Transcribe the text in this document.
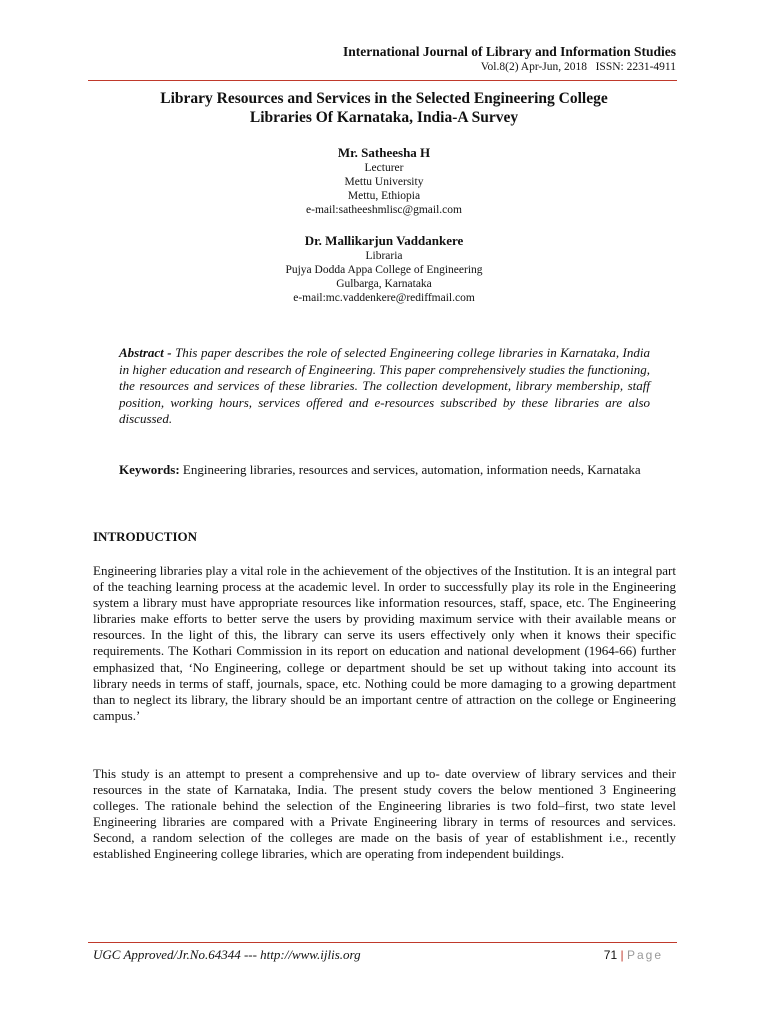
International Journal of Library and Information Studies
Vol.8(2) Apr-Jun, 2018   ISSN: 2231-4911
Library Resources and Services in the Selected Engineering College
Libraries Of Karnataka, India-A Survey
Mr. Satheesha H
Lecturer
Mettu University
Mettu, Ethiopia
e-mail:satheeshmlisc@gmail.com
Dr. Mallikarjun Vaddankere
Libraria
Pujya Dodda Appa College of Engineering
Gulbarga, Karnataka
e-mail:mc.vaddenkere@rediffmail.com
Abstract - This paper describes the role of selected Engineering college libraries in Karnataka, India in higher education and research of Engineering. This paper comprehensively studies the functioning, the resources and services of these libraries. The collection development, library membership, staff position, working hours, services offered and e-resources subscribed by these libraries are also discussed.
Keywords: Engineering libraries, resources and services, automation, information needs, Karnataka
INTRODUCTION
Engineering libraries play a vital role in the achievement of the objectives of the Institution. It is an integral part of the teaching learning process at the academic level. In order to successfully play its role in the Engineering system a library must have appropriate resources like information resources, staff, space, etc. The Engineering libraries make efforts to better serve the users by providing maximum service with their available means or resources. In the light of this, the library can serve its users effectively only when it knows their specific requirements. The Kothari Commission in its report on education and national development (1964-66) further emphasized that, ‘No Engineering, college or department should be set up without taking into account its library needs in terms of staff, journals, space, etc. Nothing could be more damaging to a growing department than to neglect its library, the library should be an important centre of attraction on the college or Engineering campus.’
This study is an attempt to present a comprehensive and up to- date overview of library services and their resources in the state of Karnataka, India. The present study covers the below mentioned 3 Engineering colleges. The rationale behind the selection of the Engineering libraries is two fold–first, two state level Engineering libraries are compared with a Private Engineering library in terms of resources and services. Second, a random selection of the colleges are made on the basis of year of establishment i.e., recently established Engineering college libraries, which are operating from independent buildings.
UGC Approved/Jr.No.64344 --- http://www.ijlis.org	71 | Page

- [Given task]: Give every line above again exactly, with no pictures.

- [Full answer]:
Transcribe the text in this document.
International Journal of Library and Information Studies
Vol.8(2) Apr-Jun, 2018   ISSN: 2231-4911
Library Resources and Services in the Selected Engineering College
Libraries Of Karnataka, India-A Survey
Mr. Satheesha H
Lecturer
Mettu University
Mettu, Ethiopia
e-mail:satheeshmlisc@gmail.com
Dr. Mallikarjun Vaddankere
Libraria
Pujya Dodda Appa College of Engineering
Gulbarga, Karnataka
e-mail:mc.vaddenkere@rediffmail.com
Abstract - This paper describes the role of selected Engineering college libraries in Karnataka, India in higher education and research of Engineering. This paper comprehensively studies the functioning, the resources and services of these libraries. The collection development, library membership, staff position, working hours, services offered and e-resources subscribed by these libraries are also discussed.
Keywords: Engineering libraries, resources and services, automation, information needs, Karnataka
INTRODUCTION
Engineering libraries play a vital role in the achievement of the objectives of the Institution. It is an integral part of the teaching learning process at the academic level. In order to successfully play its role in the Engineering system a library must have appropriate resources like information resources, staff, space, etc. The Engineering libraries make efforts to better serve the users by providing maximum service with their available means or resources. In the light of this, the library can serve its users effectively only when it knows their specific requirements. The Kothari Commission in its report on education and national development (1964-66) further emphasized that, ‘No Engineering, college or department should be set up without taking into account its library needs in terms of staff, journals, space, etc. Nothing could be more damaging to a growing department than to neglect its library, the library should be an important centre of attraction on the college or Engineering campus.’
This study is an attempt to present a comprehensive and up to- date overview of library services and their resources in the state of Karnataka, India. The present study covers the below mentioned 3 Engineering colleges. The rationale behind the selection of the Engineering libraries is two fold–first, two state level Engineering libraries are compared with a Private Engineering library in terms of resources and services. Second, a random selection of the colleges are made on the basis of year of establishment i.e., recently established Engineering college libraries, which are operating from independent buildings.
UGC Approved/Jr.No.64344 --- http://www.ijlis.org	71 | Page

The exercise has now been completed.